**TAREAS POR REALIZAR**
(1) Responda brevemente, a partir de la nota sobre el padrón telefónico en México:
(a) ¿Qué cargo ocupa Rocío Villanueva?
(b) Según Villanueva, ¿con qué institución ya compartimos hoy los datos de entrada?
(c) ¿Cuál es el costo promedio del registro por usuario?
(2) Retome la nota sobre el padrón telefónico en México y continúela a partir de su última oración.

**FRAGMENTO DEL TEXTO**
***
El padrón telefónico en México volvió a colocar la privacidad en el centro del debate público, pero también exhibió una contradicción en la percepción ciudadana sobre los datos personales. Mientras una parte de los usuarios expresa desconfianza ante el registro obligatorio de líneas, información como CURP, identificación oficial, biometría y ubicación ya forma parte de procesos habituales en bancos, fintech y otras plataformas digitales, según explicó Rocío Villanueva, directora general de Mujer Móvil, en entrevista con NotiPress.
Durante la conversación, Villanueva señaló que el rechazo suele concentrarse en las telecomunicaciones, aunque el ecosistema digital ya opera con esquemas similares en otros sectores. “Hoy ya compartimos los datos de entrada con el banco”, afirmó. En el mismo sentido, agregó que la discusión pública suele enfocarse solo en una parte del problema: “no vemos todo el bosque, sino solo un árbol”.
Desde su perspectiva, el nuevo padrón no introduce una lógica completamente ajena para los usuarios, incorporando a los operadores móviles a mecanismos de validación que ya utilizan entidades financieras y tecnológicas. Villanueva explicó que algunas empresas del sector recurren a plataformas especializadas en biometría, al igual con los bancos y fintech. También indicó sobre el costo promedio del registro por usuario, este va de 3.50 a 12.50 pesos, gasto que deben absorber los operadores dentro de su operación regular.
***
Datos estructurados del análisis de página
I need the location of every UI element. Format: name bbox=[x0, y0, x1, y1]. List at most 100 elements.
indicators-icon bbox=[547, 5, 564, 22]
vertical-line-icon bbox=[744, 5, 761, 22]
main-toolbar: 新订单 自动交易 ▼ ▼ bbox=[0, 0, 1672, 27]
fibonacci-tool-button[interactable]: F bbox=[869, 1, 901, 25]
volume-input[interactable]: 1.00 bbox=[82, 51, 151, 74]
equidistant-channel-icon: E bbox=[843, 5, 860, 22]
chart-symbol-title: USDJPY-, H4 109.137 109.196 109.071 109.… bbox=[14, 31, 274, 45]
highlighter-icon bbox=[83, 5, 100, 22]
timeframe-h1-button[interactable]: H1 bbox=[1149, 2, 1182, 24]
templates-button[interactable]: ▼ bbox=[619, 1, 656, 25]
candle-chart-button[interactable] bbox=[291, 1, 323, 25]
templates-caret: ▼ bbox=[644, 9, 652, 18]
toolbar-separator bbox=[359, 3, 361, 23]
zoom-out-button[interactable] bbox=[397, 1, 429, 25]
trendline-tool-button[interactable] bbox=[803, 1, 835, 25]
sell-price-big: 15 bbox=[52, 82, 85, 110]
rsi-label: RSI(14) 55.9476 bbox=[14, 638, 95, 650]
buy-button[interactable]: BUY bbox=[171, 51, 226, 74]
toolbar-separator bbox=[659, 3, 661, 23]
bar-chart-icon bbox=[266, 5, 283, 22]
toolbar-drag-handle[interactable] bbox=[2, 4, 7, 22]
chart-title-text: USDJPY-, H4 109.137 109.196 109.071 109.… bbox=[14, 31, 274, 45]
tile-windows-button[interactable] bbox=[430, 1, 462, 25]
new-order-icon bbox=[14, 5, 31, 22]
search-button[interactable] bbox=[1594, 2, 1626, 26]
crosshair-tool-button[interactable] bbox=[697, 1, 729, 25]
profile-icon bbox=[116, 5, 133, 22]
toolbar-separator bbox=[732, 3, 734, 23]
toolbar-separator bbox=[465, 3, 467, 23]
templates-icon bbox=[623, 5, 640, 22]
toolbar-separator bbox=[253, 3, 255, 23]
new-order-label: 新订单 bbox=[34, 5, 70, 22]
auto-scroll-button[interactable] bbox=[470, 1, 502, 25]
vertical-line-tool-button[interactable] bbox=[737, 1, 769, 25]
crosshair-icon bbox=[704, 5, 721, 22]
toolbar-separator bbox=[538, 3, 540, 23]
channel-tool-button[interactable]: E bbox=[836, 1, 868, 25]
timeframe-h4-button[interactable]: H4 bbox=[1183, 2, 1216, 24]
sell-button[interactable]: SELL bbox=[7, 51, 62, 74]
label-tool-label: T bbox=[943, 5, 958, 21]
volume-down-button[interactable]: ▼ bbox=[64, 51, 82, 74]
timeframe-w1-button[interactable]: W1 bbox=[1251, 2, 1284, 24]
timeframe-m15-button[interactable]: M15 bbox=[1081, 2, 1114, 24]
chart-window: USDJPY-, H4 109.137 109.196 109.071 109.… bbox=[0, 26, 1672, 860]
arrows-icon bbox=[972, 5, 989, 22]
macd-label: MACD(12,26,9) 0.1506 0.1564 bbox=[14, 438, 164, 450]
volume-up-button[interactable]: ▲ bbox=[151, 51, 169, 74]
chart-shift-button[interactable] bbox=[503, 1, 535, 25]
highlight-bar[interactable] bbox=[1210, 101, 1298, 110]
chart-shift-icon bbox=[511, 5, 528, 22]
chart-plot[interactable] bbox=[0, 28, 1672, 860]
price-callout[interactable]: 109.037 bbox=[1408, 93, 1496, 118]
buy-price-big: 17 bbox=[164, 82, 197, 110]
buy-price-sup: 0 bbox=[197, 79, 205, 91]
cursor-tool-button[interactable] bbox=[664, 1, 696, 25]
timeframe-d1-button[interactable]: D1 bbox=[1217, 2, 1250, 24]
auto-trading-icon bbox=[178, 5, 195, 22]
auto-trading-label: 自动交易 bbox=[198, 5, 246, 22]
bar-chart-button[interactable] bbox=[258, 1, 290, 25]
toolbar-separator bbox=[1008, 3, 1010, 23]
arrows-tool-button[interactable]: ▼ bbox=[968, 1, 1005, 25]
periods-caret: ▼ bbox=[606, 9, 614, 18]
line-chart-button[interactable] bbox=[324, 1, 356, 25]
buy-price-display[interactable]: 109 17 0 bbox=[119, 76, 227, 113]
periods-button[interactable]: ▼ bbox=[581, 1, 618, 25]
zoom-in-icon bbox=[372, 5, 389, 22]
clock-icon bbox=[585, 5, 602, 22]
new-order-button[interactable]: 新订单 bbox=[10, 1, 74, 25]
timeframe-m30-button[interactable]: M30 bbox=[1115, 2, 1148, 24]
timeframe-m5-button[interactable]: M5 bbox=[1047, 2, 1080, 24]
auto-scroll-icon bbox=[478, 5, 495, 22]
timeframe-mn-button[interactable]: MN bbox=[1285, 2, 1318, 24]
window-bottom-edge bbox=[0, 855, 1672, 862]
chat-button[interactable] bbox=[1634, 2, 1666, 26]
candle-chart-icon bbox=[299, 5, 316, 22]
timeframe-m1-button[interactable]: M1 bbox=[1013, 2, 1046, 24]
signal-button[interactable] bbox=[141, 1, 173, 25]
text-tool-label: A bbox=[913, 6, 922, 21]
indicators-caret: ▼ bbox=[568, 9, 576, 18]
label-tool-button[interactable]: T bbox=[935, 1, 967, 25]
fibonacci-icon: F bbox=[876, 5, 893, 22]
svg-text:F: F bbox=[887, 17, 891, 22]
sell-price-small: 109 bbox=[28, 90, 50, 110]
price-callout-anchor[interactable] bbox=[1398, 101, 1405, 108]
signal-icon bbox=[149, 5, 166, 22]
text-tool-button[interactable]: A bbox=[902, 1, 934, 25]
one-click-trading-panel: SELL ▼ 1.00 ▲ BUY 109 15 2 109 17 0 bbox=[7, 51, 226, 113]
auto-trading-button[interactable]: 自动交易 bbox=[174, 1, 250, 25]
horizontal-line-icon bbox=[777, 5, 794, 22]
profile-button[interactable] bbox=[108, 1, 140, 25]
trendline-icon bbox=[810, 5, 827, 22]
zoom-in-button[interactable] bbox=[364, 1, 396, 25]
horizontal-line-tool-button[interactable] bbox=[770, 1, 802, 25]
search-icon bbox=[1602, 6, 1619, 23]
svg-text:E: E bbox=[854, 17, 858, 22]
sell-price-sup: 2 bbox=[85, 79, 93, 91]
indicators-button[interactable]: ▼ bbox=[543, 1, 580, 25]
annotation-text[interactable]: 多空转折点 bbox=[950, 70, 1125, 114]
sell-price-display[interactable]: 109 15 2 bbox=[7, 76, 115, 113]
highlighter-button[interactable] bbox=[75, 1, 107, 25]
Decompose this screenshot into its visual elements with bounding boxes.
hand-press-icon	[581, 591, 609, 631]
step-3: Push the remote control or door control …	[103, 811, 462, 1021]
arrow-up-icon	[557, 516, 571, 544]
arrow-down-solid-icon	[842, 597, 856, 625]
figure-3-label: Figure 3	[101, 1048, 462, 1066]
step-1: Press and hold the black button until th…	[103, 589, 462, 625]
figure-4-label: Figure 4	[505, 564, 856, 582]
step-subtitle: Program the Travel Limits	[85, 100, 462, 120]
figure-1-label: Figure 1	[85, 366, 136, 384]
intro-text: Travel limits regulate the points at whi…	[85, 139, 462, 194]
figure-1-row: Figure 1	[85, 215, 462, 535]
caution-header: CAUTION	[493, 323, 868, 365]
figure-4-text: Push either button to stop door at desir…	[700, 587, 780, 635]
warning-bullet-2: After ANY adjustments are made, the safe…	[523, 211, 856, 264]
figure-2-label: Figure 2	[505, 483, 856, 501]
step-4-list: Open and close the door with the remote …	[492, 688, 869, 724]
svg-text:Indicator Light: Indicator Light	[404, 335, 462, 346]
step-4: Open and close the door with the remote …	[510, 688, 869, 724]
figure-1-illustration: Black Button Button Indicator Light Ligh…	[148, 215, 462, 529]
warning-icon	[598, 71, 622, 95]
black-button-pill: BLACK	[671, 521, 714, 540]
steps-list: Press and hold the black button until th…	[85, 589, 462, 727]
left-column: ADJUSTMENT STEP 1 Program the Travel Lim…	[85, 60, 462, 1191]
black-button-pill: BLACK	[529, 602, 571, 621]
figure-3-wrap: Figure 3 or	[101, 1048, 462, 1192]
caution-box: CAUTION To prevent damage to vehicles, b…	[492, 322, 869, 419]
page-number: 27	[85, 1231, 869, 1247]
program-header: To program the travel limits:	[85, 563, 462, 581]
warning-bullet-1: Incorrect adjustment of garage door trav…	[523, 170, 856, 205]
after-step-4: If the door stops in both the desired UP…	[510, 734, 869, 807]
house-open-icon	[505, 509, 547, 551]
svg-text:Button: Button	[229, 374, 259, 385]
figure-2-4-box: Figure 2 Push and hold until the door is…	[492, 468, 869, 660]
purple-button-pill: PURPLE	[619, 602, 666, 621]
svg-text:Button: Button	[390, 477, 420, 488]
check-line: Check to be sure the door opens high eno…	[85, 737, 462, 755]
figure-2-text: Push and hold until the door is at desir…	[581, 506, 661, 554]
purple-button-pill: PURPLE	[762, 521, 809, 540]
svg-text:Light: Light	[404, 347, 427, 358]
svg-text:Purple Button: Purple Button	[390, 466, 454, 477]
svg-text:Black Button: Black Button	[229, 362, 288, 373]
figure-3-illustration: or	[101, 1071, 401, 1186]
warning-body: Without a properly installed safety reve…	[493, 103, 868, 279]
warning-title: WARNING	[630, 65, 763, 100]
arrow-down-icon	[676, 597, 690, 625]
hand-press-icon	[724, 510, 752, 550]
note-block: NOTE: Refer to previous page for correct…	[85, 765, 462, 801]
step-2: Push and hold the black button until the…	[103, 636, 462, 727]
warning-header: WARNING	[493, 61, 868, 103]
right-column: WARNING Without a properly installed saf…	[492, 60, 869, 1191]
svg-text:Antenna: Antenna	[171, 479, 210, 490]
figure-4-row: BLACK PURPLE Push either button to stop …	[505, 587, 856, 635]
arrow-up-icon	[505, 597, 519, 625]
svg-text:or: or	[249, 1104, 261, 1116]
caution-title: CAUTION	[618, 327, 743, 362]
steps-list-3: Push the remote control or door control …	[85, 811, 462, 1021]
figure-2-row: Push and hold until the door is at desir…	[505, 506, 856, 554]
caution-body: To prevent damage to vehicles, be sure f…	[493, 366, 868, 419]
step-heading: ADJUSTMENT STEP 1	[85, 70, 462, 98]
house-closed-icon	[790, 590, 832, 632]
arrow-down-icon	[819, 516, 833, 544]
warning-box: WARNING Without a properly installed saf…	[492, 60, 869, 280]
***
**RESPUESTAS**
(1)
(a) Directora general de Mujer Móvil.
(b) Con el banco.
(c) De 3.50 a 12.50 pesos.

(2)
La directiva sostuvo que una de las principales barreras es la confianza. En la entrevista detalló sobre el caso de los operadores, este proceso consiste en validar la identidad del usuario sin conservar todos los archivos empleados para esa revisión. “No puedo conservar ni datos biométricos, ni imágenes, ni otro tipo de datos más que tu CUR asociado a tu línea”, declaró. Más adelante precisó: “yo elimino la foto de la INE y el biométrico y me quedo solo con el CURP y tu número de INE“.
Esa explicación responde a una inquietud que se repite entre consumidores: qué ocurre con la información una vez que la línea queda registrada. En la entrevista se planteó: el “meollo del asunto” es la protección de datos sensibles, especialmente cuando algunos servicios móviles también manejan ubicación y herramientas de seguridad. Para Villanueva, el reto consiste en comunicar con mayor claridad qué datos se validan durante el trámite y cuáles permanecen vinculados al número de teléfono tras concluir el proceso.
La defensa del padrón también se apoya en un argumento de seguridad pública. Villanueva consideró que el registro “debería generarnos mayor seguridad” y mencionó la posibilidad de rastrear líneas usadas en extorsiones. En su exposición, si una persona reporta un número relacionado con ese delito, el sistema podría identificar a quién pertenece la línea o darla de baja si no está asociada a nadie. “Si yo te reporto que esta línea está haciendo extorsión, ¿Qué vas a hacer?”, cuestionó al referirse a la responsabilidad institucional en el uso del padrón.
La discusión pública sobre el padrón telefónico, así, no se limita al registro obligatorio de líneas. También abre una comparación con prácticas ya normalizadas en servicios financieros y plataformas digitales, donde la entrega de datos personales forma parte de la operación cotidiana. El contraste entre el temor que genera el operador telefónico y la aceptación previa de mecanismos similares en bancos y fintech concentra una parte central del debate actual sobre privacidad, seguridad y uso de la información personal en México.